**SET EXERCISE:** Below this line is a set of entries; quote exactly the lines from the line that contains "What data populates" to the line that contains "Output a JSON", both lines included.

● ● ● ●

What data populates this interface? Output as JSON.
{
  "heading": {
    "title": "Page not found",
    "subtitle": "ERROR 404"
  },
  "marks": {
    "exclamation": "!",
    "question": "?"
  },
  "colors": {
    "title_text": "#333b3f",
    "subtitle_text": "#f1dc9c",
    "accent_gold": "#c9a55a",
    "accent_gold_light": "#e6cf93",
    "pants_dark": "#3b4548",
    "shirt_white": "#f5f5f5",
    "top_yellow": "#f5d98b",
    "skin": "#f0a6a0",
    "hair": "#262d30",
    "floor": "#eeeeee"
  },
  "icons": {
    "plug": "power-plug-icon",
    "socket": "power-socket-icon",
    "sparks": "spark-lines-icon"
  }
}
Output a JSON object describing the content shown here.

● ● ● ●

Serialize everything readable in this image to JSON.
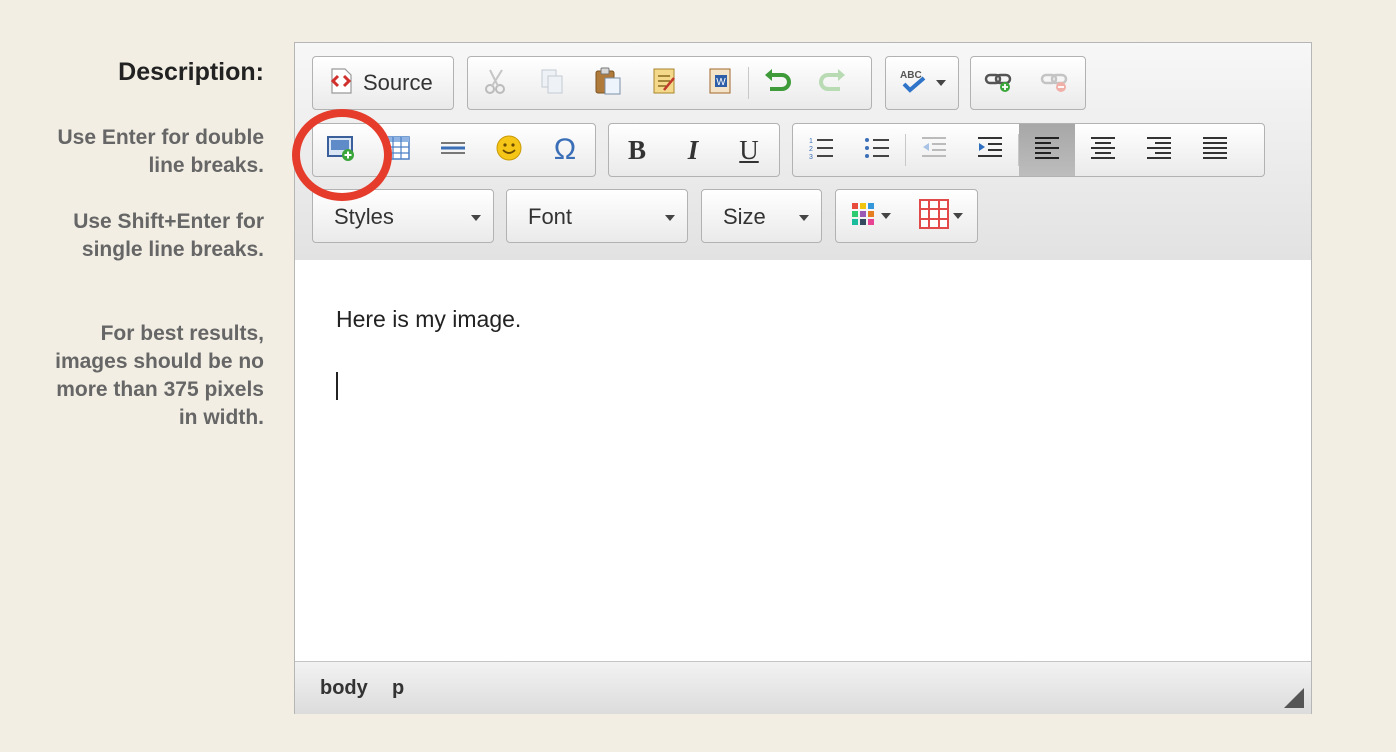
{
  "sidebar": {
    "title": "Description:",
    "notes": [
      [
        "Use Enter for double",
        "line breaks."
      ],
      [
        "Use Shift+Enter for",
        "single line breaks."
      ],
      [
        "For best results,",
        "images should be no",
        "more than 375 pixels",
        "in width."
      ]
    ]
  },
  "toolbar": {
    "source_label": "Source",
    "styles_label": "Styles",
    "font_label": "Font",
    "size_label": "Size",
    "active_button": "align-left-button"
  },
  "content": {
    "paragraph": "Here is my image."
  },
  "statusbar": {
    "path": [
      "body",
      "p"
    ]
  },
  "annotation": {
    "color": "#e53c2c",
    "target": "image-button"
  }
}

● ● ● ●

**WORKED SOLUTION:**
What data populates this interface? Output as JSON.
{
  "heading": {
    "title": "Page not found",
    "subtitle": "ERROR 404"
  },
  "marks": {
    "exclamation": "!",
    "question": "?"
  },
  "colors": {
    "title_text": "#333b3f",
    "subtitle_text": "#f1dc9c",
    "accent_gold": "#c9a55a",
    "accent_gold_light": "#e6cf93",
    "pants_dark": "#3b4548",
    "shirt_white": "#f5f5f5",
    "top_yellow": "#f5d98b",
    "skin": "#f0a6a0",
    "hair": "#262d30",
    "floor": "#eeeeee"
  },
  "icons": {
    "plug": "power-plug-icon",
    "socket": "power-socket-icon",
    "sparks": "spark-lines-icon"
  }
}
Output a JSON object describing the content shown here.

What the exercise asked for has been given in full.